● Objective
Images embedded in the records are excluded; print everything else exactly as given.

● Available records
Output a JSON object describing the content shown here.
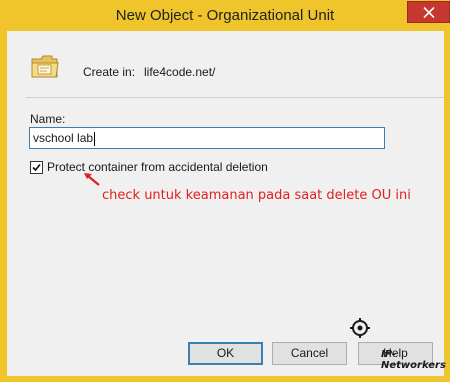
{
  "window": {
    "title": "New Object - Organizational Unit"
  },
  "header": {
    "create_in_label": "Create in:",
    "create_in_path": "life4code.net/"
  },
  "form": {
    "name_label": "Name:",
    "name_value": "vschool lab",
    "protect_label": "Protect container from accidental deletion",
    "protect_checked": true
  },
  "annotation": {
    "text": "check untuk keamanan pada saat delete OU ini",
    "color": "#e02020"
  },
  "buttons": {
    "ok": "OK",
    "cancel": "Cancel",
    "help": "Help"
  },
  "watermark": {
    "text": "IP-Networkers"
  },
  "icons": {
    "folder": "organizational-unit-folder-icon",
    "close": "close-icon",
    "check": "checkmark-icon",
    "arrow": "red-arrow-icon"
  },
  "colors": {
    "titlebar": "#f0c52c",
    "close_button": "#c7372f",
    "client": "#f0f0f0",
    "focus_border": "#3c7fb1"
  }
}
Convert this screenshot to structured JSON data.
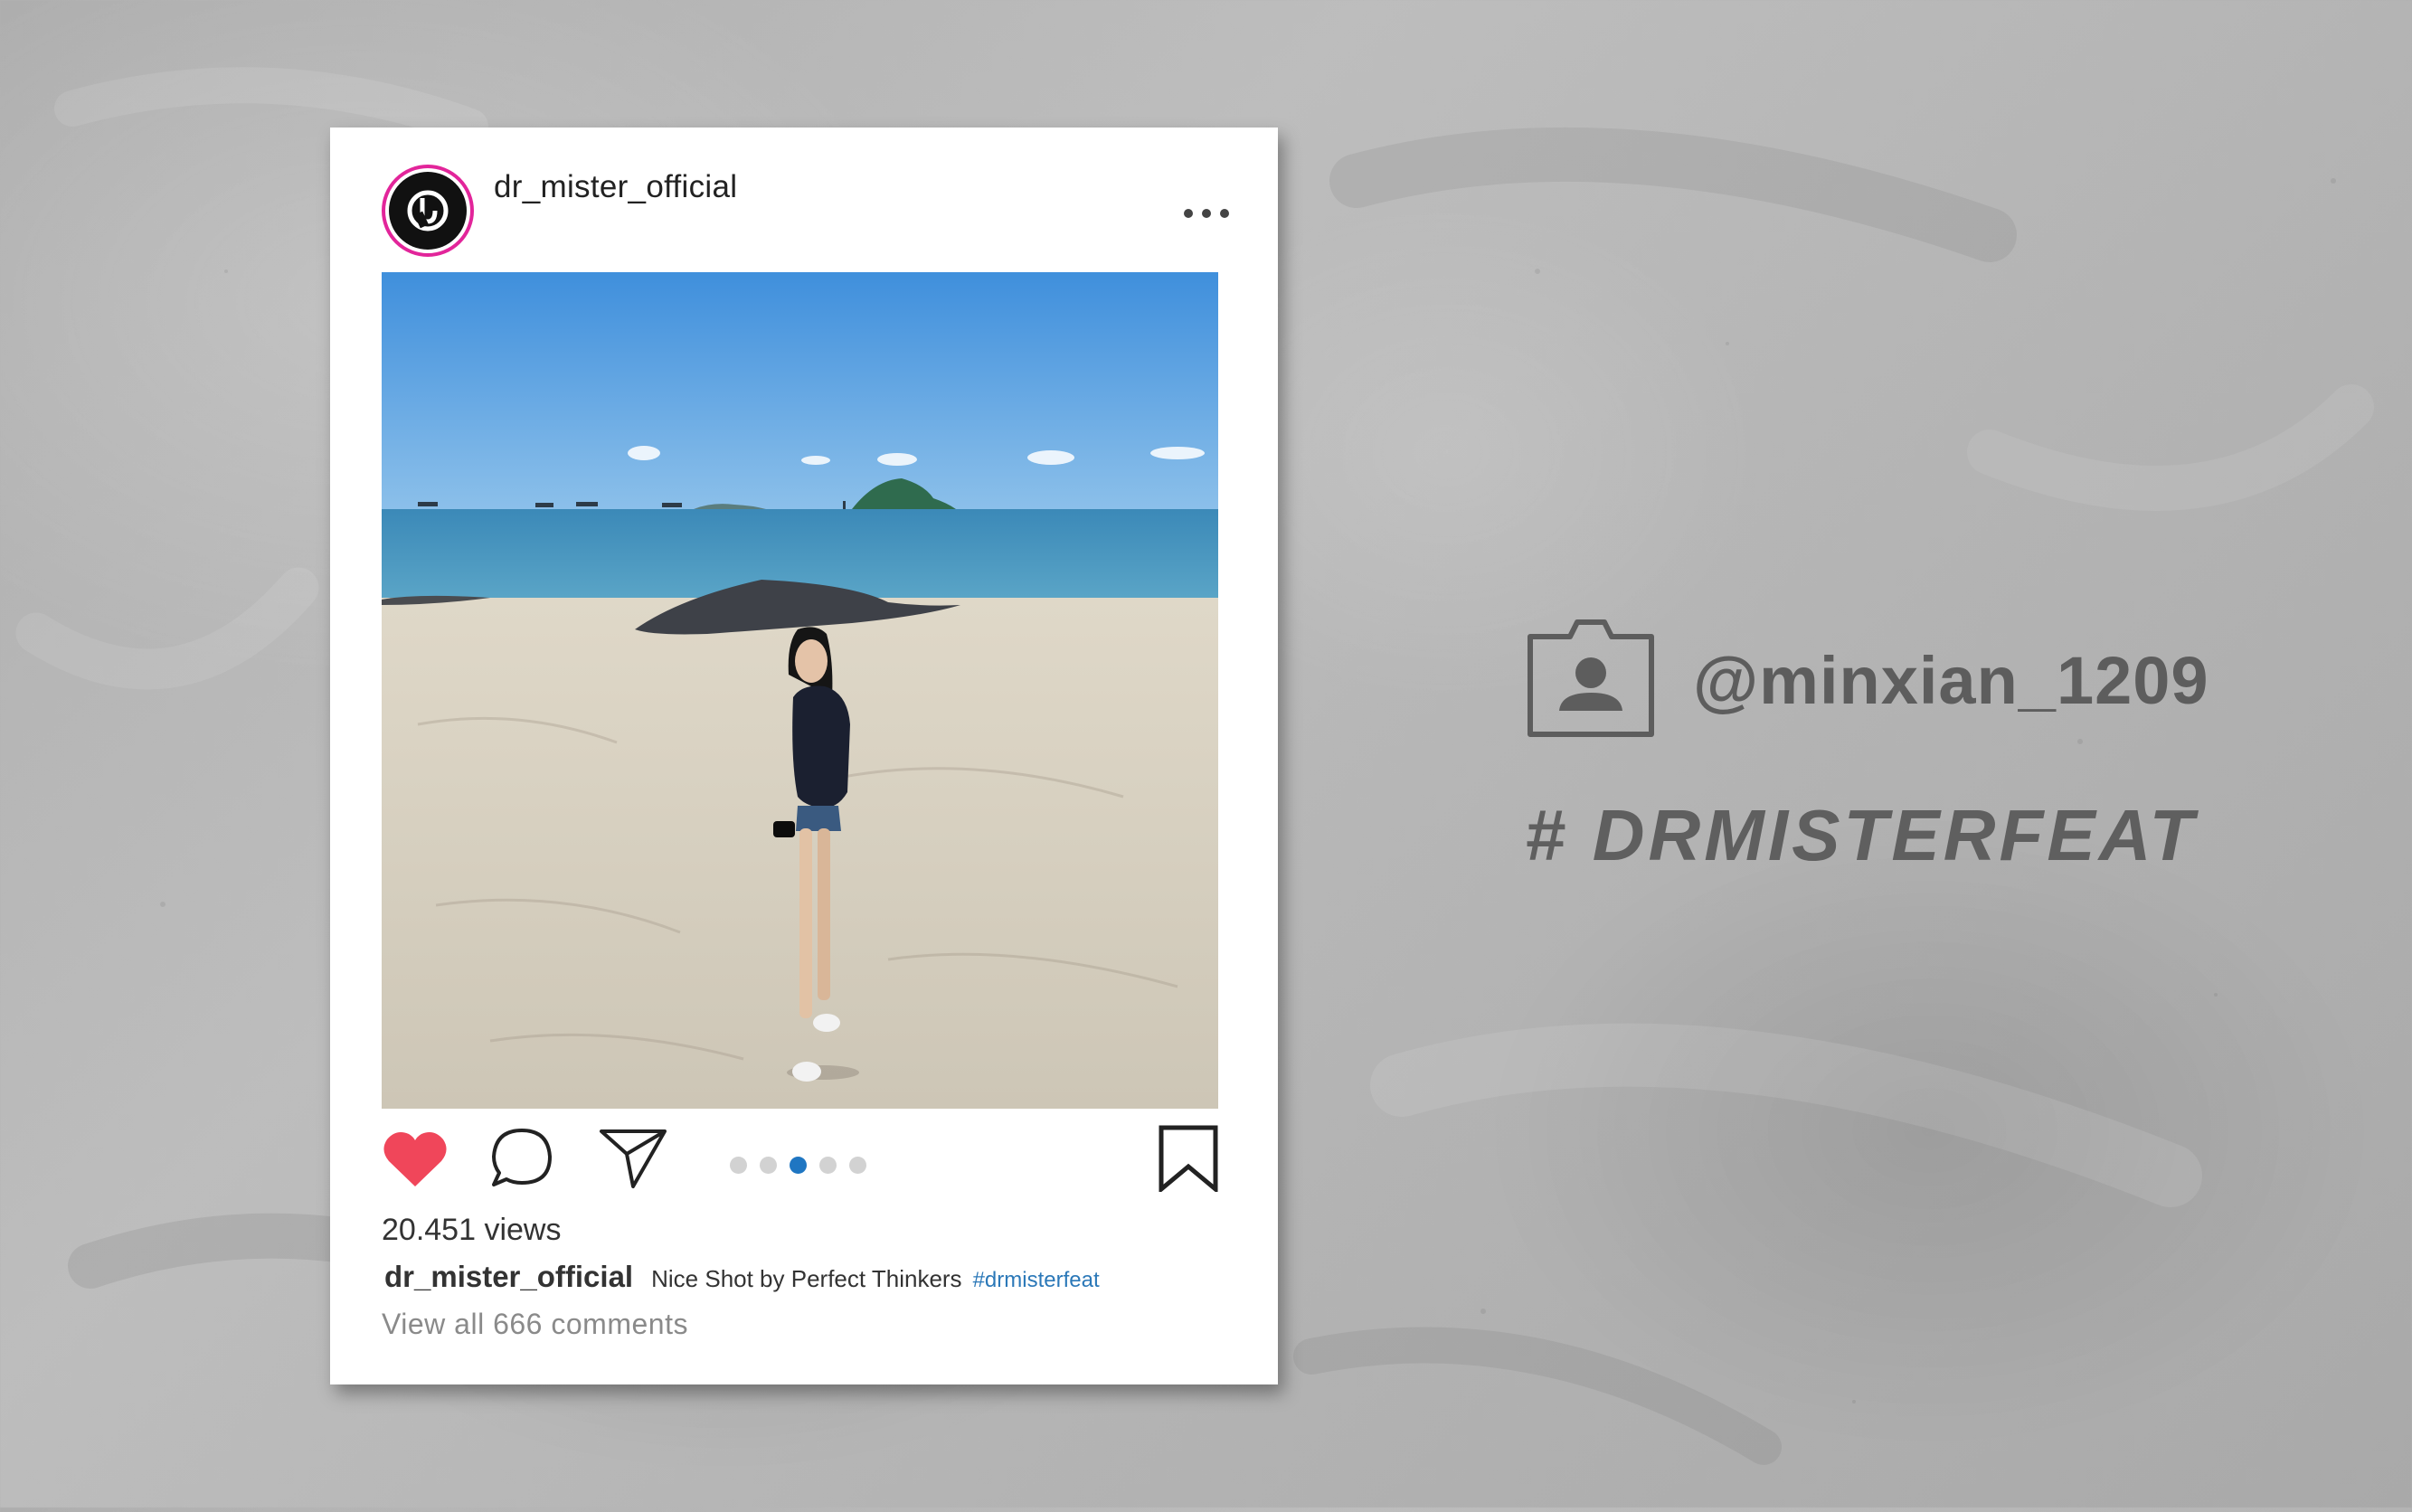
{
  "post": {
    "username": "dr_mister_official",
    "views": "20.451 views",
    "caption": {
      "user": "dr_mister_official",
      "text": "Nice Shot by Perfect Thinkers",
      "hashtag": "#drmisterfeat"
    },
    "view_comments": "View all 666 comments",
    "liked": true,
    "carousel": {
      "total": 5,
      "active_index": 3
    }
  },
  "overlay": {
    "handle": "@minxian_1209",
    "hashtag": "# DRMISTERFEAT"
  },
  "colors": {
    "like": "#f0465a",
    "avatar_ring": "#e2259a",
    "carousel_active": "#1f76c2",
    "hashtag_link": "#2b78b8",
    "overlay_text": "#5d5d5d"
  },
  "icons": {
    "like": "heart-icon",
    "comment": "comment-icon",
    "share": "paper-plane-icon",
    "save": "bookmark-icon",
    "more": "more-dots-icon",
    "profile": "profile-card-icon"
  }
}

● Complete response
Output a JSON object describing the content shown here.
{
  "window": {
    "title": "New Object - Organizational Unit"
  },
  "header": {
    "create_in_label": "Create in:",
    "create_in_path": "life4code.net/"
  },
  "form": {
    "name_label": "Name:",
    "name_value": "vschool lab",
    "protect_label": "Protect container from accidental deletion",
    "protect_checked": true
  },
  "annotation": {
    "text": "check untuk keamanan pada saat delete OU ini",
    "color": "#e02020"
  },
  "buttons": {
    "ok": "OK",
    "cancel": "Cancel",
    "help": "Help"
  },
  "watermark": {
    "text": "IP-Networkers"
  },
  "icons": {
    "folder": "organizational-unit-folder-icon",
    "close": "close-icon",
    "check": "checkmark-icon",
    "arrow": "red-arrow-icon"
  },
  "colors": {
    "titlebar": "#f0c52c",
    "close_button": "#c7372f",
    "client": "#f0f0f0",
    "focus_border": "#3c7fb1"
  }
}
Convert this screenshot to structured JSON data.
{
  "post": {
    "username": "dr_mister_official",
    "views": "20.451 views",
    "caption": {
      "user": "dr_mister_official",
      "text": "Nice Shot by Perfect Thinkers",
      "hashtag": "#drmisterfeat"
    },
    "view_comments": "View all 666 comments",
    "liked": true,
    "carousel": {
      "total": 5,
      "active_index": 3
    }
  },
  "overlay": {
    "handle": "@minxian_1209",
    "hashtag": "# DRMISTERFEAT"
  },
  "colors": {
    "like": "#f0465a",
    "avatar_ring": "#e2259a",
    "carousel_active": "#1f76c2",
    "hashtag_link": "#2b78b8",
    "overlay_text": "#5d5d5d"
  },
  "icons": {
    "like": "heart-icon",
    "comment": "comment-icon",
    "share": "paper-plane-icon",
    "save": "bookmark-icon",
    "more": "more-dots-icon",
    "profile": "profile-card-icon"
  }
}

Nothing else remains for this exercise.